▶ GOAL
Repeat every line of the listing below exactly, minus the pictures.

▶ STORED RECORDS

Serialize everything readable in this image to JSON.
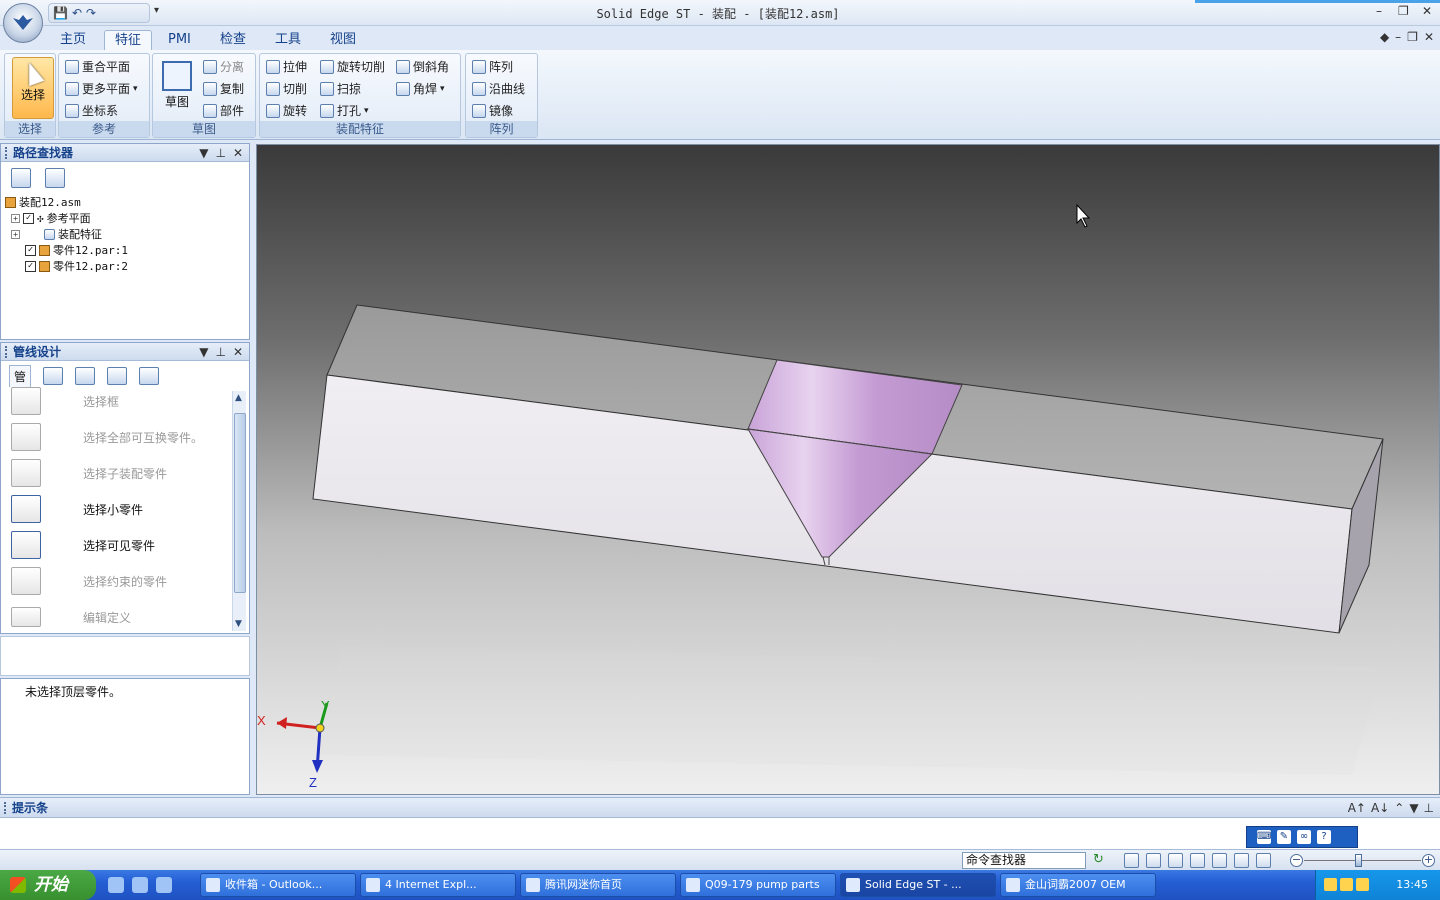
{
  "window": {
    "title": "Solid Edge ST - 装配 - [装配12.asm]",
    "minimize": "–",
    "restore": "❐",
    "close": "✕"
  },
  "ribbon": {
    "tabs": [
      {
        "label": "主页",
        "active": false
      },
      {
        "label": "特征",
        "active": true
      },
      {
        "label": "PMI",
        "active": false
      },
      {
        "label": "检查",
        "active": false
      },
      {
        "label": "工具",
        "active": false
      },
      {
        "label": "视图",
        "active": false
      }
    ],
    "groups": {
      "select": {
        "label": "选择",
        "button": "选择"
      },
      "reference": {
        "label": "参考",
        "items": [
          "重合平面",
          "更多平面",
          "坐标系"
        ]
      },
      "sketch": {
        "label": "草图",
        "button": "草图",
        "items": [
          "分离",
          "复制",
          "部件"
        ]
      },
      "assembly_features": {
        "label": "装配特征",
        "items": [
          "拉伸",
          "旋转切削",
          "倒斜角",
          "切削",
          "扫掠",
          "角焊",
          "旋转",
          "打孔"
        ]
      },
      "pattern": {
        "label": "阵列",
        "items": [
          "阵列",
          "沿曲线",
          "镜像"
        ]
      }
    }
  },
  "path_finder": {
    "title": "路径查找器",
    "root": "装配12.asm",
    "items": [
      "参考平面",
      "装配特征",
      "零件12.par:1",
      "零件12.par:2"
    ]
  },
  "pipeline": {
    "title": "管线设计",
    "tab_label": "管",
    "options": [
      {
        "label": "选择框",
        "enabled": false
      },
      {
        "label": "选择全部可互换零件。",
        "enabled": false
      },
      {
        "label": "选择子装配零件",
        "enabled": false
      },
      {
        "label": "选择小零件",
        "enabled": true
      },
      {
        "label": "选择可见零件",
        "enabled": true
      },
      {
        "label": "选择约束的零件",
        "enabled": false
      },
      {
        "label": "编辑定义",
        "enabled": false
      }
    ]
  },
  "status_message": "未选择顶层零件。",
  "axes": {
    "x": "X",
    "y": "Y",
    "z": "Z"
  },
  "prompt_bar": {
    "title": "提示条"
  },
  "command_finder": {
    "value": "命令查找器"
  },
  "taskbar": {
    "start": "开始",
    "buttons": [
      "收件箱 - Outlook...",
      "4 Internet Expl...",
      "腾讯网迷你首页",
      "Q09-179 pump parts",
      "Solid Edge ST - ...",
      "金山词霸2007 OEM"
    ],
    "clock": "13:45"
  },
  "colors": {
    "accent": "#15428b",
    "active_button": "#ffb84c",
    "weld": "#d9b6e6"
  }
}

▶ RESPONSE TO THIS EXERCISE
Serialize everything readable in this image to JSON.
{
  "window": {
    "title": "Solid Edge ST - 装配 - [装配12.asm]",
    "minimize": "–",
    "restore": "❐",
    "close": "✕"
  },
  "ribbon": {
    "tabs": [
      {
        "label": "主页",
        "active": false
      },
      {
        "label": "特征",
        "active": true
      },
      {
        "label": "PMI",
        "active": false
      },
      {
        "label": "检查",
        "active": false
      },
      {
        "label": "工具",
        "active": false
      },
      {
        "label": "视图",
        "active": false
      }
    ],
    "groups": {
      "select": {
        "label": "选择",
        "button": "选择"
      },
      "reference": {
        "label": "参考",
        "items": [
          "重合平面",
          "更多平面",
          "坐标系"
        ]
      },
      "sketch": {
        "label": "草图",
        "button": "草图",
        "items": [
          "分离",
          "复制",
          "部件"
        ]
      },
      "assembly_features": {
        "label": "装配特征",
        "items": [
          "拉伸",
          "旋转切削",
          "倒斜角",
          "切削",
          "扫掠",
          "角焊",
          "旋转",
          "打孔"
        ]
      },
      "pattern": {
        "label": "阵列",
        "items": [
          "阵列",
          "沿曲线",
          "镜像"
        ]
      }
    }
  },
  "path_finder": {
    "title": "路径查找器",
    "root": "装配12.asm",
    "items": [
      "参考平面",
      "装配特征",
      "零件12.par:1",
      "零件12.par:2"
    ]
  },
  "pipeline": {
    "title": "管线设计",
    "tab_label": "管",
    "options": [
      {
        "label": "选择框",
        "enabled": false
      },
      {
        "label": "选择全部可互换零件。",
        "enabled": false
      },
      {
        "label": "选择子装配零件",
        "enabled": false
      },
      {
        "label": "选择小零件",
        "enabled": true
      },
      {
        "label": "选择可见零件",
        "enabled": true
      },
      {
        "label": "选择约束的零件",
        "enabled": false
      },
      {
        "label": "编辑定义",
        "enabled": false
      }
    ]
  },
  "status_message": "未选择顶层零件。",
  "axes": {
    "x": "X",
    "y": "Y",
    "z": "Z"
  },
  "prompt_bar": {
    "title": "提示条"
  },
  "command_finder": {
    "value": "命令查找器"
  },
  "taskbar": {
    "start": "开始",
    "buttons": [
      "收件箱 - Outlook...",
      "4 Internet Expl...",
      "腾讯网迷你首页",
      "Q09-179 pump parts",
      "Solid Edge ST - ...",
      "金山词霸2007 OEM"
    ],
    "clock": "13:45"
  },
  "colors": {
    "accent": "#15428b",
    "active_button": "#ffb84c",
    "weld": "#d9b6e6"
  }
}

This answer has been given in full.